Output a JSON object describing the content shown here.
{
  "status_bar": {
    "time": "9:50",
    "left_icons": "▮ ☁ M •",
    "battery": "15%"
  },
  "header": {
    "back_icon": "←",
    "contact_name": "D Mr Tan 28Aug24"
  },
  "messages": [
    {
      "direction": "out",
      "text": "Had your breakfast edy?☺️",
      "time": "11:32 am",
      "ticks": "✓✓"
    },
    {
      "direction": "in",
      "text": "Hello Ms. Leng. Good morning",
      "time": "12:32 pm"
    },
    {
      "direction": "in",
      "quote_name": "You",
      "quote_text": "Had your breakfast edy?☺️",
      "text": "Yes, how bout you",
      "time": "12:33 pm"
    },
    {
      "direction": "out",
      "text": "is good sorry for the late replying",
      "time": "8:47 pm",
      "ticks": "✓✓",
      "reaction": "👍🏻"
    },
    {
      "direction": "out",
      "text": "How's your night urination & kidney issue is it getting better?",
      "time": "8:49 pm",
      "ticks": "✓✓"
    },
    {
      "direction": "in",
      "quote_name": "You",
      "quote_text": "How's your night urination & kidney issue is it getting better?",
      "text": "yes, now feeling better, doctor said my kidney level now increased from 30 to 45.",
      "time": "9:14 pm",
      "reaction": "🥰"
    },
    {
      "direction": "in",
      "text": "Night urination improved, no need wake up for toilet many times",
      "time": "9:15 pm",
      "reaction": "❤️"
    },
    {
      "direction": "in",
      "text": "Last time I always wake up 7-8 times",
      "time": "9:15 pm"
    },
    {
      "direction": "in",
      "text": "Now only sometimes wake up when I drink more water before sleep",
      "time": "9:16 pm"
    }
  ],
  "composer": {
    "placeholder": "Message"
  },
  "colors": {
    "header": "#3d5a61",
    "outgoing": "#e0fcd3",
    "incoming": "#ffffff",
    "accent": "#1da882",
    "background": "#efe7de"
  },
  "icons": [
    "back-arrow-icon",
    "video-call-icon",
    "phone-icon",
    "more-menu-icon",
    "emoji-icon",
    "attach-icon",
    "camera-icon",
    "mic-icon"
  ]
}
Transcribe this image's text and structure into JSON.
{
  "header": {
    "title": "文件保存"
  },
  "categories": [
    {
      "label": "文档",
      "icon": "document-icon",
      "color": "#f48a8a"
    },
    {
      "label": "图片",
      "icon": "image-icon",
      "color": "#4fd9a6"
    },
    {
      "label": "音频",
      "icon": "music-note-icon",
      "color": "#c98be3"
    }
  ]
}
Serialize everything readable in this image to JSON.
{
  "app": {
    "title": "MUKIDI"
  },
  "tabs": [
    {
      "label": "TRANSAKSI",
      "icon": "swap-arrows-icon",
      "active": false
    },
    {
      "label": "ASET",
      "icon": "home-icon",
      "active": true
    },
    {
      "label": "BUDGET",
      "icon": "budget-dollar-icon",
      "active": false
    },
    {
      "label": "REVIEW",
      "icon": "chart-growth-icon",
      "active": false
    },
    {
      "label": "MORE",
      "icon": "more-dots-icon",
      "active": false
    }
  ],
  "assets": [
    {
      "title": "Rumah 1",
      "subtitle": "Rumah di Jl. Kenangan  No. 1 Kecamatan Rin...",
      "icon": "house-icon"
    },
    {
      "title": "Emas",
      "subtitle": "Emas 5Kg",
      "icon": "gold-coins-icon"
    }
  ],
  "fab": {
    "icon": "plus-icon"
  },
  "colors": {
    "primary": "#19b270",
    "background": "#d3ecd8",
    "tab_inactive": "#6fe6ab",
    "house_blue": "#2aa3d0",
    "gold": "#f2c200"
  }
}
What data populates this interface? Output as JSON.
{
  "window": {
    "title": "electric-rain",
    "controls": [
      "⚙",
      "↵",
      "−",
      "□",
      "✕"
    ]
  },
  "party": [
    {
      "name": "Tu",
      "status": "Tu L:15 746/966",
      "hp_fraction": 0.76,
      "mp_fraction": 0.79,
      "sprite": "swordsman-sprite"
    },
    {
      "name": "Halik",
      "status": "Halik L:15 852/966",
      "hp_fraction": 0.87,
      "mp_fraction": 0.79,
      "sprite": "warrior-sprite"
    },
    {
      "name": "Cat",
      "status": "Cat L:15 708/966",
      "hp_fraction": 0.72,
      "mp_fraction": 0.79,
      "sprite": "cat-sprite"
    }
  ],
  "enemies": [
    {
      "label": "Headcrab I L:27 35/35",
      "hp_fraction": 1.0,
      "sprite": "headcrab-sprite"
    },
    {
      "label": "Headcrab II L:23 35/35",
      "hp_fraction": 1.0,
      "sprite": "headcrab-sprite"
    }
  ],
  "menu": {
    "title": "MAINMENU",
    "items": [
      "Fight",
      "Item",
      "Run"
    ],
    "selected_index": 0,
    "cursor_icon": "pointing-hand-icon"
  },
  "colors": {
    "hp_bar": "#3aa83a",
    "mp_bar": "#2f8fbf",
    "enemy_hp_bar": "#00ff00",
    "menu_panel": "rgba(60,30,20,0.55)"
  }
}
————
(Task brief) Reproduce the listing above verbatim, from first line to last.

(Output for this exercise)
Output a JSON object describing the content shown here.
{
  "status_bar": {
    "time": "9:50",
    "left_icons": "▮ ☁ M •",
    "battery": "15%"
  },
  "header": {
    "back_icon": "←",
    "contact_name": "D Mr Tan 28Aug24"
  },
  "messages": [
    {
      "direction": "out",
      "text": "Had your breakfast edy?☺️",
      "time": "11:32 am",
      "ticks": "✓✓"
    },
    {
      "direction": "in",
      "text": "Hello Ms. Leng. Good morning",
      "time": "12:32 pm"
    },
    {
      "direction": "in",
      "quote_name": "You",
      "quote_text": "Had your breakfast edy?☺️",
      "text": "Yes, how bout you",
      "time": "12:33 pm"
    },
    {
      "direction": "out",
      "text": "is good sorry for the late replying",
      "time": "8:47 pm",
      "ticks": "✓✓",
      "reaction": "👍🏻"
    },
    {
      "direction": "out",
      "text": "How's your night urination & kidney issue is it getting better?",
      "time": "8:49 pm",
      "ticks": "✓✓"
    },
    {
      "direction": "in",
      "quote_name": "You",
      "quote_text": "How's your night urination & kidney issue is it getting better?",
      "text": "yes, now feeling better, doctor said my kidney level now increased from 30 to 45.",
      "time": "9:14 pm",
      "reaction": "🥰"
    },
    {
      "direction": "in",
      "text": "Night urination improved, no need wake up for toilet many times",
      "time": "9:15 pm",
      "reaction": "❤️"
    },
    {
      "direction": "in",
      "text": "Last time I always wake up 7-8 times",
      "time": "9:15 pm"
    },
    {
      "direction": "in",
      "text": "Now only sometimes wake up when I drink more water before sleep",
      "time": "9:16 pm"
    }
  ],
  "composer": {
    "placeholder": "Message"
  },
  "colors": {
    "header": "#3d5a61",
    "outgoing": "#e0fcd3",
    "incoming": "#ffffff",
    "accent": "#1da882",
    "background": "#efe7de"
  },
  "icons": [
    "back-arrow-icon",
    "video-call-icon",
    "phone-icon",
    "more-menu-icon",
    "emoji-icon",
    "attach-icon",
    "camera-icon",
    "mic-icon"
  ]
}
Transcribe this image's text and structure into JSON.
{
  "header": {
    "title": "文件保存"
  },
  "categories": [
    {
      "label": "文档",
      "icon": "document-icon",
      "color": "#f48a8a"
    },
    {
      "label": "图片",
      "icon": "image-icon",
      "color": "#4fd9a6"
    },
    {
      "label": "音频",
      "icon": "music-note-icon",
      "color": "#c98be3"
    }
  ]
}
Serialize everything readable in this image to JSON.
{
  "app": {
    "title": "MUKIDI"
  },
  "tabs": [
    {
      "label": "TRANSAKSI",
      "icon": "swap-arrows-icon",
      "active": false
    },
    {
      "label": "ASET",
      "icon": "home-icon",
      "active": true
    },
    {
      "label": "BUDGET",
      "icon": "budget-dollar-icon",
      "active": false
    },
    {
      "label": "REVIEW",
      "icon": "chart-growth-icon",
      "active": false
    },
    {
      "label": "MORE",
      "icon": "more-dots-icon",
      "active": false
    }
  ],
  "assets": [
    {
      "title": "Rumah 1",
      "subtitle": "Rumah di Jl. Kenangan  No. 1 Kecamatan Rin...",
      "icon": "house-icon"
    },
    {
      "title": "Emas",
      "subtitle": "Emas 5Kg",
      "icon": "gold-coins-icon"
    }
  ],
  "fab": {
    "icon": "plus-icon"
  },
  "colors": {
    "primary": "#19b270",
    "background": "#d3ecd8",
    "tab_inactive": "#6fe6ab",
    "house_blue": "#2aa3d0",
    "gold": "#f2c200"
  }
}
What data populates this interface? Output as JSON.
{
  "window": {
    "title": "electric-rain",
    "controls": [
      "⚙",
      "↵",
      "−",
      "□",
      "✕"
    ]
  },
  "party": [
    {
      "name": "Tu",
      "status": "Tu L:15 746/966",
      "hp_fraction": 0.76,
      "mp_fraction": 0.79,
      "sprite": "swordsman-sprite"
    },
    {
      "name": "Halik",
      "status": "Halik L:15 852/966",
      "hp_fraction": 0.87,
      "mp_fraction": 0.79,
      "sprite": "warrior-sprite"
    },
    {
      "name": "Cat",
      "status": "Cat L:15 708/966",
      "hp_fraction": 0.72,
      "mp_fraction": 0.79,
      "sprite": "cat-sprite"
    }
  ],
  "enemies": [
    {
      "label": "Headcrab I L:27 35/35",
      "hp_fraction": 1.0,
      "sprite": "headcrab-sprite"
    },
    {
      "label": "Headcrab II L:23 35/35",
      "hp_fraction": 1.0,
      "sprite": "headcrab-sprite"
    }
  ],
  "menu": {
    "title": "MAINMENU",
    "items": [
      "Fight",
      "Item",
      "Run"
    ],
    "selected_index": 0,
    "cursor_icon": "pointing-hand-icon"
  },
  "colors": {
    "hp_bar": "#3aa83a",
    "mp_bar": "#2f8fbf",
    "enemy_hp_bar": "#00ff00",
    "menu_panel": "rgba(60,30,20,0.55)"
  }
}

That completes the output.